(Region annotation records)
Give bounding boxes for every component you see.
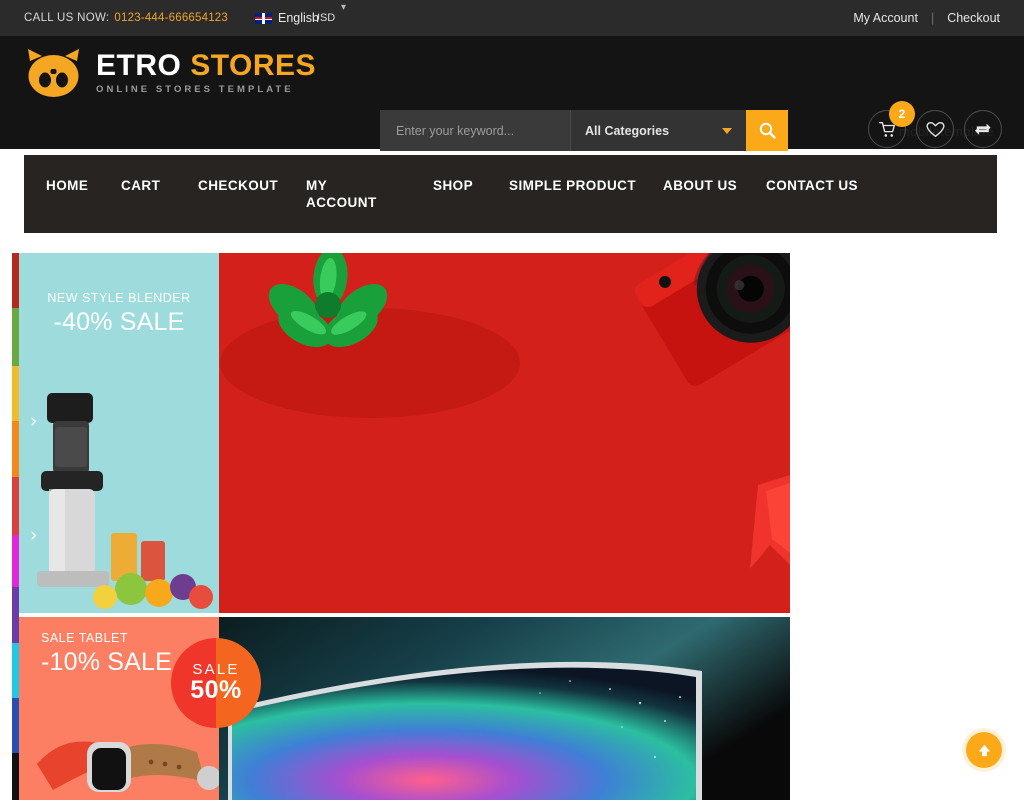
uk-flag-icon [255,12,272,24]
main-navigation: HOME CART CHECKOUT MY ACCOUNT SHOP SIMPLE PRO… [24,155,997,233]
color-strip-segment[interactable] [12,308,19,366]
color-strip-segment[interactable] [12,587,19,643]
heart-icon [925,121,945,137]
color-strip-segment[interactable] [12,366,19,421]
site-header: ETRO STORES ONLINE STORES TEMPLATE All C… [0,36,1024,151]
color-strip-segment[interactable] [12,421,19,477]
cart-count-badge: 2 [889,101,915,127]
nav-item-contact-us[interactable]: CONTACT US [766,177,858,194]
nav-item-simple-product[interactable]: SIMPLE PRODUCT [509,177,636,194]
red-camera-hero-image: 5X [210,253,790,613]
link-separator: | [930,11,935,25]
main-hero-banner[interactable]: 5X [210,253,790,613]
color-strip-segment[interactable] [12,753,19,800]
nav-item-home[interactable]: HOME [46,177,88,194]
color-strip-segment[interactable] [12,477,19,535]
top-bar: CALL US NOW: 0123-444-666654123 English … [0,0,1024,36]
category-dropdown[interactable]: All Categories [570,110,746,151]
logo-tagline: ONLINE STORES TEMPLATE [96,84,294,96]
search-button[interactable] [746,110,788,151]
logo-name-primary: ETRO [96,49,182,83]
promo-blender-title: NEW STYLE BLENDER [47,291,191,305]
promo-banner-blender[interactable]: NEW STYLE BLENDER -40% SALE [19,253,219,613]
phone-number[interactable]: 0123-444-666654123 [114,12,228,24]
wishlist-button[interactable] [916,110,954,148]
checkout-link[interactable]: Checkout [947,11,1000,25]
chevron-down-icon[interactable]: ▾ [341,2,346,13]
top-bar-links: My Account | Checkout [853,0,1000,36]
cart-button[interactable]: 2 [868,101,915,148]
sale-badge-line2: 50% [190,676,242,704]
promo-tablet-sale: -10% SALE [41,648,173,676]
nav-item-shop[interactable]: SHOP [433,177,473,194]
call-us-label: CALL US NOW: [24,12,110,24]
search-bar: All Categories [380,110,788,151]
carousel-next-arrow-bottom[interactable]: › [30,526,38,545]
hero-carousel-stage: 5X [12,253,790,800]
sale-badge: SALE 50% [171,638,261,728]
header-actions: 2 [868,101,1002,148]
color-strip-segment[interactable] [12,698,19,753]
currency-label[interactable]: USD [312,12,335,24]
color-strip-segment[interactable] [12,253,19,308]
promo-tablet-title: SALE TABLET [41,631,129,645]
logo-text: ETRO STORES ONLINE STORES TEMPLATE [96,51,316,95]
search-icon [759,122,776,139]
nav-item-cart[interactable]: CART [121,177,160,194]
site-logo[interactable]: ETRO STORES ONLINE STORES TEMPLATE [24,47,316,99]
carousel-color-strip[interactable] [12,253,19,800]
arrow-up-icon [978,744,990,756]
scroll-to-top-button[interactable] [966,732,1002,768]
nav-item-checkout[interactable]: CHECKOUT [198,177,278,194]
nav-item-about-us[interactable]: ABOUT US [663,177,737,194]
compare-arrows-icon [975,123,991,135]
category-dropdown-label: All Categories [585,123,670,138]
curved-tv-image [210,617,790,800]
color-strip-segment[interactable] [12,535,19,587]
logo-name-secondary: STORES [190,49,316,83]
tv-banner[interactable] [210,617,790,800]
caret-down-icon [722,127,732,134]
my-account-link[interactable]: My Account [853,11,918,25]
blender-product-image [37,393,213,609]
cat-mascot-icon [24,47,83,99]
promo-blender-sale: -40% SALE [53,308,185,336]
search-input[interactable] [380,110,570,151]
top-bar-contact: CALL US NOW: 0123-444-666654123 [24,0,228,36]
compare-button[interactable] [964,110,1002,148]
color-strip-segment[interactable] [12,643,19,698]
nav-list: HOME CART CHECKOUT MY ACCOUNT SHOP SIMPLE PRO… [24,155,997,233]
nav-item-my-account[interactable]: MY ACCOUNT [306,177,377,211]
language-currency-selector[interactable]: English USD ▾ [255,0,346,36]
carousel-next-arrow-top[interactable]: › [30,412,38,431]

— EXERCISE OBJECTIVE —
Copy every line of the listing above word for word, leaving out the picture.

— ANSWER TO THIS PROBLEM —
Give bounding boxes for every component you see.
uk-flag-icon [255,12,272,24]
main-navigation: HOME CART CHECKOUT MY ACCOUNT SHOP SIMPLE PRO… [24,155,997,233]
color-strip-segment[interactable] [12,308,19,366]
color-strip-segment[interactable] [12,587,19,643]
heart-icon [925,121,945,137]
color-strip-segment[interactable] [12,366,19,421]
site-header: ETRO STORES ONLINE STORES TEMPLATE All C… [0,36,1024,151]
color-strip-segment[interactable] [12,421,19,477]
cart-count-badge: 2 [889,101,915,127]
nav-item-contact-us[interactable]: CONTACT US [766,177,858,194]
nav-item-simple-product[interactable]: SIMPLE PRODUCT [509,177,636,194]
red-camera-hero-image: 5X [210,253,790,613]
link-separator: | [930,11,935,25]
main-hero-banner[interactable]: 5X [210,253,790,613]
color-strip-segment[interactable] [12,753,19,800]
nav-item-home[interactable]: HOME [46,177,88,194]
color-strip-segment[interactable] [12,477,19,535]
top-bar: CALL US NOW: 0123-444-666654123 English … [0,0,1024,36]
category-dropdown[interactable]: All Categories [570,110,746,151]
logo-tagline: ONLINE STORES TEMPLATE [96,84,294,96]
search-button[interactable] [746,110,788,151]
logo-name-primary: ETRO [96,49,182,83]
promo-blender-title: NEW STYLE BLENDER [47,291,191,305]
promo-banner-blender[interactable]: NEW STYLE BLENDER -40% SALE [19,253,219,613]
phone-number[interactable]: 0123-444-666654123 [114,12,228,24]
wishlist-button[interactable] [916,110,954,148]
checkout-link[interactable]: Checkout [947,11,1000,25]
chevron-down-icon[interactable]: ▾ [341,2,346,13]
top-bar-links: My Account | Checkout [853,0,1000,36]
cart-button[interactable]: 2 [868,101,915,148]
sale-badge-line2: 50% [190,676,242,704]
promo-tablet-sale: -10% SALE [41,648,173,676]
nav-item-shop[interactable]: SHOP [433,177,473,194]
call-us-label: CALL US NOW: [24,12,110,24]
search-bar: All Categories [380,110,788,151]
carousel-next-arrow-bottom[interactable]: › [30,526,38,545]
hero-carousel-stage: 5X [12,253,790,800]
sale-badge: SALE 50% [171,638,261,728]
header-actions: 2 [868,101,1002,148]
color-strip-segment[interactable] [12,698,19,753]
currency-label[interactable]: USD [312,12,335,24]
color-strip-segment[interactable] [12,253,19,308]
promo-tablet-title: SALE TABLET [41,631,129,645]
logo-text: ETRO STORES ONLINE STORES TEMPLATE [96,51,316,95]
search-icon [759,122,776,139]
nav-item-cart[interactable]: CART [121,177,160,194]
site-logo[interactable]: ETRO STORES ONLINE STORES TEMPLATE [24,47,316,99]
carousel-color-strip[interactable] [12,253,19,800]
arrow-up-icon [978,744,990,756]
scroll-to-top-button[interactable] [966,732,1002,768]
nav-item-checkout[interactable]: CHECKOUT [198,177,278,194]
nav-item-about-us[interactable]: ABOUT US [663,177,737,194]
compare-arrows-icon [975,123,991,135]
category-dropdown-label: All Categories [585,123,670,138]
curved-tv-image [210,617,790,800]
color-strip-segment[interactable] [12,535,19,587]
logo-name-secondary: STORES [190,49,316,83]
tv-banner[interactable] [210,617,790,800]
caret-down-icon [722,127,732,134]
my-account-link[interactable]: My Account [853,11,918,25]
blender-product-image [37,393,213,609]
cat-mascot-icon [24,47,83,99]
promo-blender-sale: -40% SALE [53,308,185,336]
search-input[interactable] [380,110,570,151]
top-bar-contact: CALL US NOW: 0123-444-666654123 [24,0,228,36]
compare-button[interactable] [964,110,1002,148]
color-strip-segment[interactable] [12,643,19,698]
nav-list: HOME CART CHECKOUT MY ACCOUNT SHOP SIMPLE PRO… [24,155,997,233]
nav-item-my-account[interactable]: MY ACCOUNT [306,177,377,211]
language-currency-selector[interactable]: English USD ▾ [255,0,346,36]
carousel-next-arrow-top[interactable]: › [30,412,38,431]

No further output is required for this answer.